## WORK ORDER:
What should come back is the data below, word for word, minus any picture.

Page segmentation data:

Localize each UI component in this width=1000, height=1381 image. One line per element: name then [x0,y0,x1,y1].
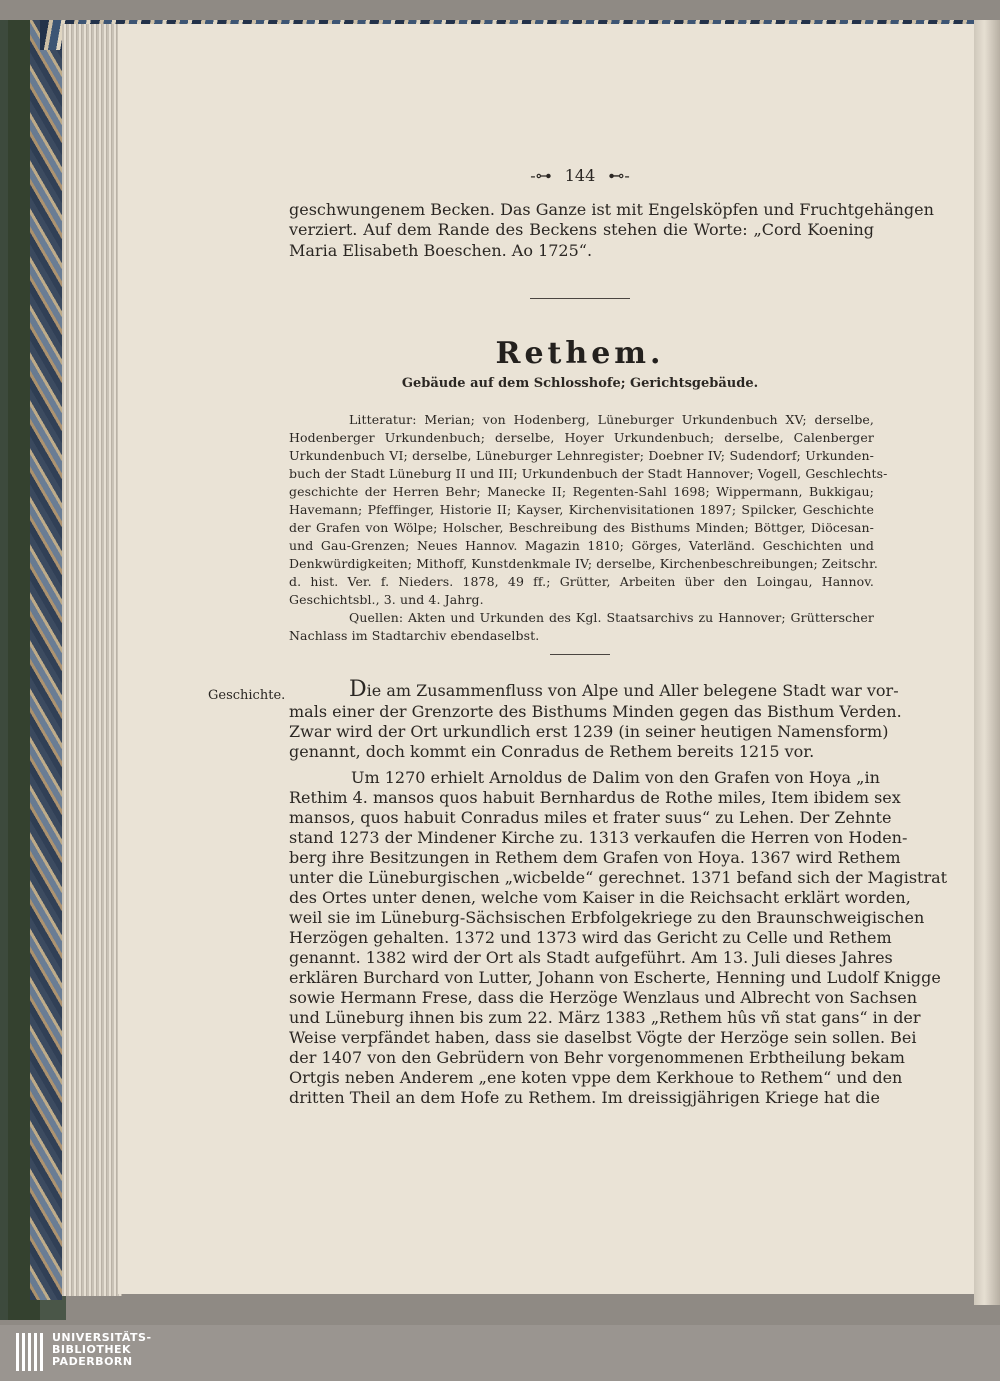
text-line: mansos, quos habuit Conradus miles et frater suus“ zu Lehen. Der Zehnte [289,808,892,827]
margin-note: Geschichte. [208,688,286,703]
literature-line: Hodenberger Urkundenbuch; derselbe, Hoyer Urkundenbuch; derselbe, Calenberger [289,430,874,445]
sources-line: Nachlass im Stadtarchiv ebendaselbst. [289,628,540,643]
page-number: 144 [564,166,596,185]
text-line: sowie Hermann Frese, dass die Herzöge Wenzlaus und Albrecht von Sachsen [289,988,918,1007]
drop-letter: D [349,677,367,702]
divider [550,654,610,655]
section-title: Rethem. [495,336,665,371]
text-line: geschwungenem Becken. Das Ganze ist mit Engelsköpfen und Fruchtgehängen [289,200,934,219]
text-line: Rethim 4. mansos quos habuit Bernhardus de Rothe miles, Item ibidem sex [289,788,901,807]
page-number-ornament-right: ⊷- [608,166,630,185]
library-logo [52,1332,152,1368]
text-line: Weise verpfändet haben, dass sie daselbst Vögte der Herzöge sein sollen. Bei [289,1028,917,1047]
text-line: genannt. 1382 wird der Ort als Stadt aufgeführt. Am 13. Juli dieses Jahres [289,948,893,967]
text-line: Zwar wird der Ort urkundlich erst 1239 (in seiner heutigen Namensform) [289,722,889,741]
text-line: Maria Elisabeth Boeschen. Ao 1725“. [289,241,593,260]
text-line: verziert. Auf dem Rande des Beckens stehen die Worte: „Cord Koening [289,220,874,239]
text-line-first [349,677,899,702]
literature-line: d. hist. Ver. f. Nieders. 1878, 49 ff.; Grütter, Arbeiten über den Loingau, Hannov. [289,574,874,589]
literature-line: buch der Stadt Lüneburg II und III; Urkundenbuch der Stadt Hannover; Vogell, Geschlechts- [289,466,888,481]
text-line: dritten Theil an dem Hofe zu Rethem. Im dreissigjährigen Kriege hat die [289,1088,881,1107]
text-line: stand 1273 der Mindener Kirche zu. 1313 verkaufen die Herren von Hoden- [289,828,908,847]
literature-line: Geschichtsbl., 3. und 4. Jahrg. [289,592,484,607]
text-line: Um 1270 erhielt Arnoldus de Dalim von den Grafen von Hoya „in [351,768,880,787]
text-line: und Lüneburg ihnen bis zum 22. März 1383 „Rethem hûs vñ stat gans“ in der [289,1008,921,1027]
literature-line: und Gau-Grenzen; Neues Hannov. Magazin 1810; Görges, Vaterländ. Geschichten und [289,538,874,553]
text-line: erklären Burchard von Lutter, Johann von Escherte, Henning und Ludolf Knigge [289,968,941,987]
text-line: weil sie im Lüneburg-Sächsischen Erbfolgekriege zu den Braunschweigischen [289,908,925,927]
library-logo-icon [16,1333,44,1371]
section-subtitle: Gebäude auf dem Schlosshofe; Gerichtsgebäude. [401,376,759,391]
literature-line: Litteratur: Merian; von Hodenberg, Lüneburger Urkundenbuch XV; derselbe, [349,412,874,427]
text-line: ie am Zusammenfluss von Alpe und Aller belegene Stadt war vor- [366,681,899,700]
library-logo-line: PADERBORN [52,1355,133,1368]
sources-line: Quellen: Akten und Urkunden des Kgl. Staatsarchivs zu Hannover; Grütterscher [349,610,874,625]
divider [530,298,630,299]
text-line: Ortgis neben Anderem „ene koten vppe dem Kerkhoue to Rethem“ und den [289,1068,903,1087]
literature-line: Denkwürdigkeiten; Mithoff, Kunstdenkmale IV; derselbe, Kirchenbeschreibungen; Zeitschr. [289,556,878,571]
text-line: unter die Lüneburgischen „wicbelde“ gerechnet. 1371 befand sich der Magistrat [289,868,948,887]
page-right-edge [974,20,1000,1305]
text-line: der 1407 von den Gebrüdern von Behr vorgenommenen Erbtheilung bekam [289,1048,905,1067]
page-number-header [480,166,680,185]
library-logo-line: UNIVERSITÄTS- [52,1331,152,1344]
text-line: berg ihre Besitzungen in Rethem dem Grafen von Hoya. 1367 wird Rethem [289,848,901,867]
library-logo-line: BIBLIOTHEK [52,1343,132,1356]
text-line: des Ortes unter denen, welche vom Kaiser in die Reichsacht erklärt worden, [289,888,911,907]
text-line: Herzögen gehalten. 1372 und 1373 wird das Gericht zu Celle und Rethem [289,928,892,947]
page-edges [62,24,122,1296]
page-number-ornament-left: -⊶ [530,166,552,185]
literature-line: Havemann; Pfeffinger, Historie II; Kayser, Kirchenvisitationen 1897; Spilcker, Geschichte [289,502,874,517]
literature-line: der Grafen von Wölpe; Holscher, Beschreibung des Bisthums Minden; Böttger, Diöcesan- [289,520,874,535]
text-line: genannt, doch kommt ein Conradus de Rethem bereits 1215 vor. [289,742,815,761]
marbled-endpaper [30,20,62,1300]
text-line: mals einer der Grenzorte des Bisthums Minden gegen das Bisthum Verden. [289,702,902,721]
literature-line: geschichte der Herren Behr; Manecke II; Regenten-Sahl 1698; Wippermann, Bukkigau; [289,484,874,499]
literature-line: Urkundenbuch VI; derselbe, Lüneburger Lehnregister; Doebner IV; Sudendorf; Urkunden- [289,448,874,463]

## YOUR RESPONSE:
Localize each UI component in this width=1000, height=1381 image. One line per element: name then [x0,y0,x1,y1].
text-line: mansos, quos habuit Conradus miles et frater suus“ zu Lehen. Der Zehnte [289,808,892,827]
margin-note: Geschichte. [208,688,286,703]
literature-line: Hodenberger Urkundenbuch; derselbe, Hoyer Urkundenbuch; derselbe, Calenberger [289,430,874,445]
sources-line: Nachlass im Stadtarchiv ebendaselbst. [289,628,540,643]
page-number: 144 [564,166,596,185]
text-line: sowie Hermann Frese, dass die Herzöge Wenzlaus und Albrecht von Sachsen [289,988,918,1007]
drop-letter: D [349,677,367,702]
divider [550,654,610,655]
section-title: Rethem. [495,336,665,371]
text-line: geschwungenem Becken. Das Ganze ist mit Engelsköpfen und Fruchtgehängen [289,200,934,219]
text-line: Rethim 4. mansos quos habuit Bernhardus de Rothe miles, Item ibidem sex [289,788,901,807]
page-number-ornament-right: ⊷- [608,166,630,185]
library-logo [52,1332,152,1368]
text-line: Weise verpfändet haben, dass sie daselbst Vögte der Herzöge sein sollen. Bei [289,1028,917,1047]
text-line: genannt. 1382 wird der Ort als Stadt aufgeführt. Am 13. Juli dieses Jahres [289,948,893,967]
text-line: Zwar wird der Ort urkundlich erst 1239 (in seiner heutigen Namensform) [289,722,889,741]
text-line: Maria Elisabeth Boeschen. Ao 1725“. [289,241,593,260]
text-line: verziert. Auf dem Rande des Beckens stehen die Worte: „Cord Koening [289,220,874,239]
text-line-first [349,677,899,702]
literature-line: d. hist. Ver. f. Nieders. 1878, 49 ff.; Grütter, Arbeiten über den Loingau, Hannov. [289,574,874,589]
literature-line: buch der Stadt Lüneburg II und III; Urkundenbuch der Stadt Hannover; Vogell, Geschlechts- [289,466,888,481]
text-line: dritten Theil an dem Hofe zu Rethem. Im dreissigjährigen Kriege hat die [289,1088,881,1107]
text-line: stand 1273 der Mindener Kirche zu. 1313 verkaufen die Herren von Hoden- [289,828,908,847]
literature-line: Geschichtsbl., 3. und 4. Jahrg. [289,592,484,607]
text-line: Um 1270 erhielt Arnoldus de Dalim von den Grafen von Hoya „in [351,768,880,787]
text-line: und Lüneburg ihnen bis zum 22. März 1383 „Rethem hûs vñ stat gans“ in der [289,1008,921,1027]
literature-line: und Gau-Grenzen; Neues Hannov. Magazin 1810; Görges, Vaterländ. Geschichten und [289,538,874,553]
text-line: erklären Burchard von Lutter, Johann von Escherte, Henning und Ludolf Knigge [289,968,941,987]
text-line: weil sie im Lüneburg-Sächsischen Erbfolgekriege zu den Braunschweigischen [289,908,925,927]
library-logo-icon [16,1333,44,1371]
section-subtitle: Gebäude auf dem Schlosshofe; Gerichtsgebäude. [401,376,759,391]
literature-line: Litteratur: Merian; von Hodenberg, Lüneburger Urkundenbuch XV; derselbe, [349,412,874,427]
text-line: ie am Zusammenfluss von Alpe und Aller belegene Stadt war vor- [366,681,899,700]
library-logo-line: PADERBORN [52,1355,133,1368]
sources-line: Quellen: Akten und Urkunden des Kgl. Staatsarchivs zu Hannover; Grütterscher [349,610,874,625]
divider [530,298,630,299]
text-line: Ortgis neben Anderem „ene koten vppe dem Kerkhoue to Rethem“ und den [289,1068,903,1087]
literature-line: Denkwürdigkeiten; Mithoff, Kunstdenkmale IV; derselbe, Kirchenbeschreibungen; Zeitschr. [289,556,878,571]
text-line: unter die Lüneburgischen „wicbelde“ gerechnet. 1371 befand sich der Magistrat [289,868,948,887]
page-right-edge [974,20,1000,1305]
text-line: der 1407 von den Gebrüdern von Behr vorgenommenen Erbtheilung bekam [289,1048,905,1067]
page-number-header [480,166,680,185]
library-logo-line: UNIVERSITÄTS- [52,1331,152,1344]
text-line: berg ihre Besitzungen in Rethem dem Grafen von Hoya. 1367 wird Rethem [289,848,901,867]
library-logo-line: BIBLIOTHEK [52,1343,132,1356]
text-line: des Ortes unter denen, welche vom Kaiser in die Reichsacht erklärt worden, [289,888,911,907]
text-line: Herzögen gehalten. 1372 und 1373 wird das Gericht zu Celle und Rethem [289,928,892,947]
page-edges [62,24,122,1296]
page-number-ornament-left: -⊶ [530,166,552,185]
literature-line: Havemann; Pfeffinger, Historie II; Kayser, Kirchenvisitationen 1897; Spilcker, Geschichte [289,502,874,517]
literature-line: der Grafen von Wölpe; Holscher, Beschreibung des Bisthums Minden; Böttger, Diöcesan- [289,520,874,535]
text-line: genannt, doch kommt ein Conradus de Rethem bereits 1215 vor. [289,742,815,761]
marbled-endpaper [30,20,62,1300]
text-line: mals einer der Grenzorte des Bisthums Minden gegen das Bisthum Verden. [289,702,902,721]
literature-line: geschichte der Herren Behr; Manecke II; Regenten-Sahl 1698; Wippermann, Bukkigau; [289,484,874,499]
literature-line: Urkundenbuch VI; derselbe, Lüneburger Lehnregister; Doebner IV; Sudendorf; Urkunden- [289,448,874,463]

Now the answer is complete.